[Objective 1]
Reproduce the entries word for word, starting with the first line and going on through the line that contains "summation-symbol: S ∑ i=1 [592,1149,617,1210]".

[Selection]
------------------------------------

The New York Times’s recent declaration that trends are the new trend left me worried. How can I hold up my head as a Q&Q columnist if I don’t start recognizing some trends? Approaching despair, I was saved when the first two books in Pauline btw, Edeet Ravel’s new YA series, fell into my lap. Before I had even cracked the cover of the first one, The Thrilling Life of Pauline de Lammermoor, I spotted a trend. Ravel is an established award-winning adult writer, and like such other adult writers as Alan Cumyn, Joan Givner, and Shyam Selvadurai, Ravel has recently turned her attention and skills to the matter of childhood. Since a trend isn’t a trend until it is named, I’m going to call this “dip-back.” You read it here first.
As if that weren’t enough of a gift, I was barely into Chapter 3 of Thrilling Life when I spotted yet another trend. Heroine Pauline, whiling away the summer writing a novel (according to the precepts set down in her bible, Zane Burbank III’s You Too Can Write a Great Novel!), reveals that she lives in a small town, Ghent, Ontario, with one mall and at least 20 very good restaurants. “Ghent!” I rejoiced. “It is going to be Smithers, B.C., all over again!” The witty, disconsolate musings of a bright, articulate young teenage girl who longs for a rich life of fame, tragedy, and unembarrassing parents and does so in a smalltown setting? Pauline, meet Susan Juby’s Alice.

Secure in the knowledge that I had nailed down two trends, I proceeded to simply enjoy the book. This is a funny one. It will leave you, as Pauline might say, ROFL. (Those of you who don’t keep up with trends the way I do might not know that that is a texting abbreviation for “rolling on the floor laughing.”)

The first funny thing is a running adjective joke. Pauline, like many young writers, is drunk with her discovery of the thesaurus. Thus her mother speaks with a “grumpy, peevish and nihilistic” voice. Damp laundry left in the washing machine smells “stinking, putrid, vomity and ignoble.” Pauline has an off-centre take on the world. Her narrative is rich with delightful one-liners and not one of them is generic. “If I lived in a place called the Virgin Islands I would very simply kill myself.” She’s honest and self-aware. “I felt a bit less angry but I didn’t want to show it. It’s embarrassing if you feel less angry too fast, after you’ve really made a point of feeling mad.” The best vignettes are the weirdest. Pauline’s Grandma invents a birthday party game called “Mother, the Witch Stole Monday” that is so peculiar, it can only have come from real life. You just can’t make this stuff up.

------------------------------------

[Data section]
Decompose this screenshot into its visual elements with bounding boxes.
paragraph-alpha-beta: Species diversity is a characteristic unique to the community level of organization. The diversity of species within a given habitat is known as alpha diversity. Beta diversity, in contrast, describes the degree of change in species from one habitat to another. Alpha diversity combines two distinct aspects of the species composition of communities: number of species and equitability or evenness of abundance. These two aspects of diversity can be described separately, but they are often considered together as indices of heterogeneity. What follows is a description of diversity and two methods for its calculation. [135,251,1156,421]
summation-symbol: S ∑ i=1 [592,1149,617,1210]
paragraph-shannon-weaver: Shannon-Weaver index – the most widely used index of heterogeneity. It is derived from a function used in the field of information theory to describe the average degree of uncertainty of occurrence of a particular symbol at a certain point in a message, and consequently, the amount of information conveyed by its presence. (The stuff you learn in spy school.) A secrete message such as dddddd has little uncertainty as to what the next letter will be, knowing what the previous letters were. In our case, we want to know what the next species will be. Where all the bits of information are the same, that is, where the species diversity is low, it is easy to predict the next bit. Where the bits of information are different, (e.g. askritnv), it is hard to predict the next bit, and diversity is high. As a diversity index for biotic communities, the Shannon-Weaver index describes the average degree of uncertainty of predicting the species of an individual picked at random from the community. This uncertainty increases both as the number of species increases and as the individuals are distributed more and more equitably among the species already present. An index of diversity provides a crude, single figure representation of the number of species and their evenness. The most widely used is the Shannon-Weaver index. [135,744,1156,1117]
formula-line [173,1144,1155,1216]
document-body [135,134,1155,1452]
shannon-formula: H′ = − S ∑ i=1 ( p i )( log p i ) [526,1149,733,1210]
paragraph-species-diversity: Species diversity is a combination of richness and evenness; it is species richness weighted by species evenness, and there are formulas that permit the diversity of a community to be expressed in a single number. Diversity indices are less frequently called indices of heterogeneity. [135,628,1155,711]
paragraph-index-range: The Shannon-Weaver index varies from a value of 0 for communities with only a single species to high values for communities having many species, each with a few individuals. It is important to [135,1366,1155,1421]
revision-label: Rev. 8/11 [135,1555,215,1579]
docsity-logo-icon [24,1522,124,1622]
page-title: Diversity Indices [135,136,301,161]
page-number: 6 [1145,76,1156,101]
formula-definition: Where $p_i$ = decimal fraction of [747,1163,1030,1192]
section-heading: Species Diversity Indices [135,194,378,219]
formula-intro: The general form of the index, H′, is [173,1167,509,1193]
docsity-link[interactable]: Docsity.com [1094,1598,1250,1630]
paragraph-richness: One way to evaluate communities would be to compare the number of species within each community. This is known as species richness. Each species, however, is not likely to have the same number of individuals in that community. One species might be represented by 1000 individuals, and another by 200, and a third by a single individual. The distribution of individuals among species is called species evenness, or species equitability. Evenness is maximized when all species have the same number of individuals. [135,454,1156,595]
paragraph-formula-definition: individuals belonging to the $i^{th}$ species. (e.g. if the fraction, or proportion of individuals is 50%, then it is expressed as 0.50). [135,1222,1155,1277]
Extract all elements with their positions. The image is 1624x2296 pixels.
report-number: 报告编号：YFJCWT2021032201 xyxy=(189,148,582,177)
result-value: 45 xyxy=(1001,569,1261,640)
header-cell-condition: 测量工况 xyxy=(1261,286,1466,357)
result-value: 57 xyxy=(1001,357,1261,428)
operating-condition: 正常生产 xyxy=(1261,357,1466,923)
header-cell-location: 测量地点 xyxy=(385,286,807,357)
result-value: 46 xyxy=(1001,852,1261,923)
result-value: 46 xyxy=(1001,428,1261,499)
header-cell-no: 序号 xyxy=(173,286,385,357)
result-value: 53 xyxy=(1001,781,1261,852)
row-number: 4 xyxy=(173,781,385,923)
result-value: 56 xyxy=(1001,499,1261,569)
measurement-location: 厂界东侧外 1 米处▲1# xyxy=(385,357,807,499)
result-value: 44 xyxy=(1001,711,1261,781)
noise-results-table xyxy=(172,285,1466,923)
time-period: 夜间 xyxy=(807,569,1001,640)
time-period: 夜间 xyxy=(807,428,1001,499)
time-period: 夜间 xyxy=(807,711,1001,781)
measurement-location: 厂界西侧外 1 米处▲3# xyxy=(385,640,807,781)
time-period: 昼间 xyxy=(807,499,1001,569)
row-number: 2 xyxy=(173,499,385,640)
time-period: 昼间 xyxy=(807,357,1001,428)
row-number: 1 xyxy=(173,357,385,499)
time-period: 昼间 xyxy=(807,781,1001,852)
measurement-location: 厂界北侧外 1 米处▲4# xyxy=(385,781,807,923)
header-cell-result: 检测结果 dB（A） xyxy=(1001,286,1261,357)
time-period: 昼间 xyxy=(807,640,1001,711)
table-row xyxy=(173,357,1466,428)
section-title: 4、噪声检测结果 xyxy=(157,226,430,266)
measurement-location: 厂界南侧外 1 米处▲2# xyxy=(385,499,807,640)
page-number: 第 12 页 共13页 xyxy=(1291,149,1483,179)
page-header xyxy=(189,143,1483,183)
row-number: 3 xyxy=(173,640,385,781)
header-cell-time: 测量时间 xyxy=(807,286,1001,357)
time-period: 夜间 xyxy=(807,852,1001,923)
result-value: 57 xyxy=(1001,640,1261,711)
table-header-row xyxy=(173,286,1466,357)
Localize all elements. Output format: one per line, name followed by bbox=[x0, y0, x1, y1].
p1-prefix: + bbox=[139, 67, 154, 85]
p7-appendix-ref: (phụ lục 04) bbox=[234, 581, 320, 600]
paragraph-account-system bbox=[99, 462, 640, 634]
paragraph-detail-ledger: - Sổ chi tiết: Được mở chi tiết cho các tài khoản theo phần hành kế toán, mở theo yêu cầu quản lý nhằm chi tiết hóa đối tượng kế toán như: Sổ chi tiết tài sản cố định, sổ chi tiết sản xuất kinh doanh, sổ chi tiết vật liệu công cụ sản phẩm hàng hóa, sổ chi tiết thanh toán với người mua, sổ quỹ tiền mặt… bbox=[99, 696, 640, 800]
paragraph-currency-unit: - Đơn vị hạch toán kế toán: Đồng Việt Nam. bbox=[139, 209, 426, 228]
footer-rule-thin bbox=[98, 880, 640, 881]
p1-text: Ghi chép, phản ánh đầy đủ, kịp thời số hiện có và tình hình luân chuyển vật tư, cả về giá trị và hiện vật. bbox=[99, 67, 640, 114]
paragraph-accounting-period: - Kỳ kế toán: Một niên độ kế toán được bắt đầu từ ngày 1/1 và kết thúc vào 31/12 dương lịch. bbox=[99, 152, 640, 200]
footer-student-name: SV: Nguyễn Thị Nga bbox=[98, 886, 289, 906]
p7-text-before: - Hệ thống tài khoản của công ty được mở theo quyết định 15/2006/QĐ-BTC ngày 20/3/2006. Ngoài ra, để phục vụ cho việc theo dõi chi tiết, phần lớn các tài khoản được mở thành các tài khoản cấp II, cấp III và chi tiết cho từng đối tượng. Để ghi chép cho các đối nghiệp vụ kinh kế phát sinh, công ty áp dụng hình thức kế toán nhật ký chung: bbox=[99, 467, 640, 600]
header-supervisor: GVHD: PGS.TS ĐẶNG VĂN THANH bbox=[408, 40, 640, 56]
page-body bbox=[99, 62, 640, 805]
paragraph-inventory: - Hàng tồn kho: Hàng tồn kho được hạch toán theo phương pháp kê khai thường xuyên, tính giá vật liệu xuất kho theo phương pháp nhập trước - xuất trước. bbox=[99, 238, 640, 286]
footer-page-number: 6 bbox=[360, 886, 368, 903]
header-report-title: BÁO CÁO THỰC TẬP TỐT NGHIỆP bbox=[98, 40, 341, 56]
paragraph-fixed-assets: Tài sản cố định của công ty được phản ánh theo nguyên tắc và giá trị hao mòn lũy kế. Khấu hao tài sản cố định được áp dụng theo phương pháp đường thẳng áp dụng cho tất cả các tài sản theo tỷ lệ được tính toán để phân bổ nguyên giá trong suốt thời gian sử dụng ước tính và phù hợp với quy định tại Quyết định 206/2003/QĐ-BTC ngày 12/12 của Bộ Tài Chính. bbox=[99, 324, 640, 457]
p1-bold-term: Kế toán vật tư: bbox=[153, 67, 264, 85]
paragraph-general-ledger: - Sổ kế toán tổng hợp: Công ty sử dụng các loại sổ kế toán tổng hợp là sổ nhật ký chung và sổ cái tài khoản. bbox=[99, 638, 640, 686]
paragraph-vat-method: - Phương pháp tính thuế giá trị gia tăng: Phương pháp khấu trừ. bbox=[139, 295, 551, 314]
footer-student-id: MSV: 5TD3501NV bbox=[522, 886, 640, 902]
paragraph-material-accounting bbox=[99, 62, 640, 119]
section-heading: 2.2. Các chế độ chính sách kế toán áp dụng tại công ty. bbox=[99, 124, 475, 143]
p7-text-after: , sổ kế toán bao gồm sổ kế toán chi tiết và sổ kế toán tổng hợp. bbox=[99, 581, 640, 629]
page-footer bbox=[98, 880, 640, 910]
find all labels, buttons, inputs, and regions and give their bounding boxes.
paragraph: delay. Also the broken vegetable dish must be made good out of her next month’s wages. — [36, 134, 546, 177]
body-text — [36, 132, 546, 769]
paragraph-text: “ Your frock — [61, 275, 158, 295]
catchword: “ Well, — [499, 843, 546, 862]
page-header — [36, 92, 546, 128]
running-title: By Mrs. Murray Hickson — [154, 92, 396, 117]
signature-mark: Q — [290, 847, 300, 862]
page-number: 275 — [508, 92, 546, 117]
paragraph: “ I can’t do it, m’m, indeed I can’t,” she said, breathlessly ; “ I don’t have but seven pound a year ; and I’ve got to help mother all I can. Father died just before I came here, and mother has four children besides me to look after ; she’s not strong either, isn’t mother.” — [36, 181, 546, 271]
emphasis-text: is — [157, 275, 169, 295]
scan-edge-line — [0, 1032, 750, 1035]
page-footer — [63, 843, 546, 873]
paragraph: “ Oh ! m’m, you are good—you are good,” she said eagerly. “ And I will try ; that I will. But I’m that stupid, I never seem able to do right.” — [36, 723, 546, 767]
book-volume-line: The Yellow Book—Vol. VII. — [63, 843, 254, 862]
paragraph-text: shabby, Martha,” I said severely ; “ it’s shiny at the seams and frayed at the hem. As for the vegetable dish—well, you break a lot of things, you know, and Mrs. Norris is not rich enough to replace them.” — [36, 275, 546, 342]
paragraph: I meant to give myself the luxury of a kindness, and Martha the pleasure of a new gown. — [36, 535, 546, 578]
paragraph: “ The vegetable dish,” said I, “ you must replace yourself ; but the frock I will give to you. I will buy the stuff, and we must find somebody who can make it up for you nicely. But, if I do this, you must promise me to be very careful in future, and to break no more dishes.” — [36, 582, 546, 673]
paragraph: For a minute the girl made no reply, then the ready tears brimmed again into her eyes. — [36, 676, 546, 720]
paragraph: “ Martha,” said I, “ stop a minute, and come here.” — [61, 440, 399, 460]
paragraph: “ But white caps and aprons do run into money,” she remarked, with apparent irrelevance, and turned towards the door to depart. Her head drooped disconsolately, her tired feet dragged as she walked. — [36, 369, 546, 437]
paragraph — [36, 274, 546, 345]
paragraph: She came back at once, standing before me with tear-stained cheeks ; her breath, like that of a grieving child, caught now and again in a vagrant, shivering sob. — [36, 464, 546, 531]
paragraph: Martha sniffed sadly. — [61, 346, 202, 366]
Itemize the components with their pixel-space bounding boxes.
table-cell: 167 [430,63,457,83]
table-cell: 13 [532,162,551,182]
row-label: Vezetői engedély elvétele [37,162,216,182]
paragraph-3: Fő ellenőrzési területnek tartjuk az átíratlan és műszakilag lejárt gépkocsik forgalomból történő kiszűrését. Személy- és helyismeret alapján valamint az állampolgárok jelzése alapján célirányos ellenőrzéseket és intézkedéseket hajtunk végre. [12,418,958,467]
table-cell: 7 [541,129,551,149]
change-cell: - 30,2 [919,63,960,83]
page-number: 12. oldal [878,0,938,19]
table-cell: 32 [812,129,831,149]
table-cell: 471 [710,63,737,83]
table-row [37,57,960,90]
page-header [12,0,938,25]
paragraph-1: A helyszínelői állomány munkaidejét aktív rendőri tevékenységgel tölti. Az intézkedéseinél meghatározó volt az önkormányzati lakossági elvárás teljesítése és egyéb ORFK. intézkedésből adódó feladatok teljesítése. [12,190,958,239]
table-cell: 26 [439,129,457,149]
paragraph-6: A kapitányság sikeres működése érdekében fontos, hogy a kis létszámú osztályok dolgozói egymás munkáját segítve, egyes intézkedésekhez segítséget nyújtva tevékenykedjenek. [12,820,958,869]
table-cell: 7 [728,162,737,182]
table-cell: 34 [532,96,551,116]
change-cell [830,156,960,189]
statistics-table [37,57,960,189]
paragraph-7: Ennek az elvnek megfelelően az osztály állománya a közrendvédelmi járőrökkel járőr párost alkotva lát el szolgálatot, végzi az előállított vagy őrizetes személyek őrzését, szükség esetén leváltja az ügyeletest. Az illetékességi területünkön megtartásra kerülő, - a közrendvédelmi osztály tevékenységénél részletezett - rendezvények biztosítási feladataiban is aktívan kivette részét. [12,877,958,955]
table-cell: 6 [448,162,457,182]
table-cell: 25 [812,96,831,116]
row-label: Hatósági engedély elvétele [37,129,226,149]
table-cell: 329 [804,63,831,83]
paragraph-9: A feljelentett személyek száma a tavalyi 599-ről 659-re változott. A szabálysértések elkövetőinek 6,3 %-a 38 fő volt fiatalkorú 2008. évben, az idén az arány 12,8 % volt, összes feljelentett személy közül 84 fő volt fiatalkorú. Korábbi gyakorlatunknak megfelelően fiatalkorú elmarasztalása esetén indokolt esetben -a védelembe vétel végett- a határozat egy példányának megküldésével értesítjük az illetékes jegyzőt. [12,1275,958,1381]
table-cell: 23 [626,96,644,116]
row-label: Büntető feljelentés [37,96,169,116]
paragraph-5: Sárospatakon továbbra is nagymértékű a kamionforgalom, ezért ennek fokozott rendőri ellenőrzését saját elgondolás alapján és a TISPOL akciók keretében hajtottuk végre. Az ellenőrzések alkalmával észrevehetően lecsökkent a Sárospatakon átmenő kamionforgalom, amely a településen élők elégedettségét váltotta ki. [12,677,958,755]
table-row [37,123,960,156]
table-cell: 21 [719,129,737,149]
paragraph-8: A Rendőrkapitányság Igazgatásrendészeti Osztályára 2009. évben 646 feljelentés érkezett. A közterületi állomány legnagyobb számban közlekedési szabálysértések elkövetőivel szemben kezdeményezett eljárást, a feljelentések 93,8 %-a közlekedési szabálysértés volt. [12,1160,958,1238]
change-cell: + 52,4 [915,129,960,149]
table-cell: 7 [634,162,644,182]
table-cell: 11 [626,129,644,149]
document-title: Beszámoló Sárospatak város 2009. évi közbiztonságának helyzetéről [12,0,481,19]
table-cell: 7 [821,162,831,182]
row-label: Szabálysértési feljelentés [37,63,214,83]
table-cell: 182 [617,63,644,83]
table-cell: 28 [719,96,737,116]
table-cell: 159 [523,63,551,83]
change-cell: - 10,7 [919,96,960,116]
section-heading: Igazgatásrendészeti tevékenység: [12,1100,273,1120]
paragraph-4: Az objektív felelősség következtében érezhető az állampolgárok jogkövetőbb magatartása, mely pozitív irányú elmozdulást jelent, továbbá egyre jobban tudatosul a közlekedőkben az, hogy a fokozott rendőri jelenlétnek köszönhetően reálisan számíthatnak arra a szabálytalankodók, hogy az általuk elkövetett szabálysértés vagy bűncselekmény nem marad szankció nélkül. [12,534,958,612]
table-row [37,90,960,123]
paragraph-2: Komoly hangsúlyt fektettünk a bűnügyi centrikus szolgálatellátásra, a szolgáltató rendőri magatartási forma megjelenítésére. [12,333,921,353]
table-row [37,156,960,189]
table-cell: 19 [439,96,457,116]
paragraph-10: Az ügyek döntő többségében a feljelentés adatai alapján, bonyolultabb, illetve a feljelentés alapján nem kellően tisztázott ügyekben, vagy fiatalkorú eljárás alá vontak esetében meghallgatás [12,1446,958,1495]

------------------------------------

[Objective 2]
In the review, restate the paragraph beginning "The first funny thing is a running adjective joke" as a short bulleted list that keeps its main points.

[Task answer 1]
Decompose this screenshot into its visual elements with bounding boxes.
paragraph-alpha-beta: Species diversity is a characteristic unique to the community level of organization. The diversity of species within a given habitat is known as alpha diversity. Beta diversity, in contrast, describes the degree of change in species from one habitat to another. Alpha diversity combines two distinct aspects of the species composition of communities: number of species and equitability or evenness of abundance. These two aspects of diversity can be described separately, but they are often considered together as indices of heterogeneity. What follows is a description of diversity and two methods for its calculation. [135,251,1156,421]
summation-symbol: S ∑ i=1 [592,1149,617,1210]

[Task answer 2]
- A running joke: like many young writers, Pauline is drunk on the thesaurus, so her mother's voice is "grumpy, peevish and nihilistic" and damp laundry smells "stinking, putrid, vomity and ignoble."
- Pauline has an off-center take on the world, and her narrative is full of delightful one-liners, none of them generic.
- She is honest and self-aware.
- The best vignettes are the weirdest, such as Grandma's birthday party game "Mother, the Witch Stole Monday," which is so peculiar it can only have come from real life.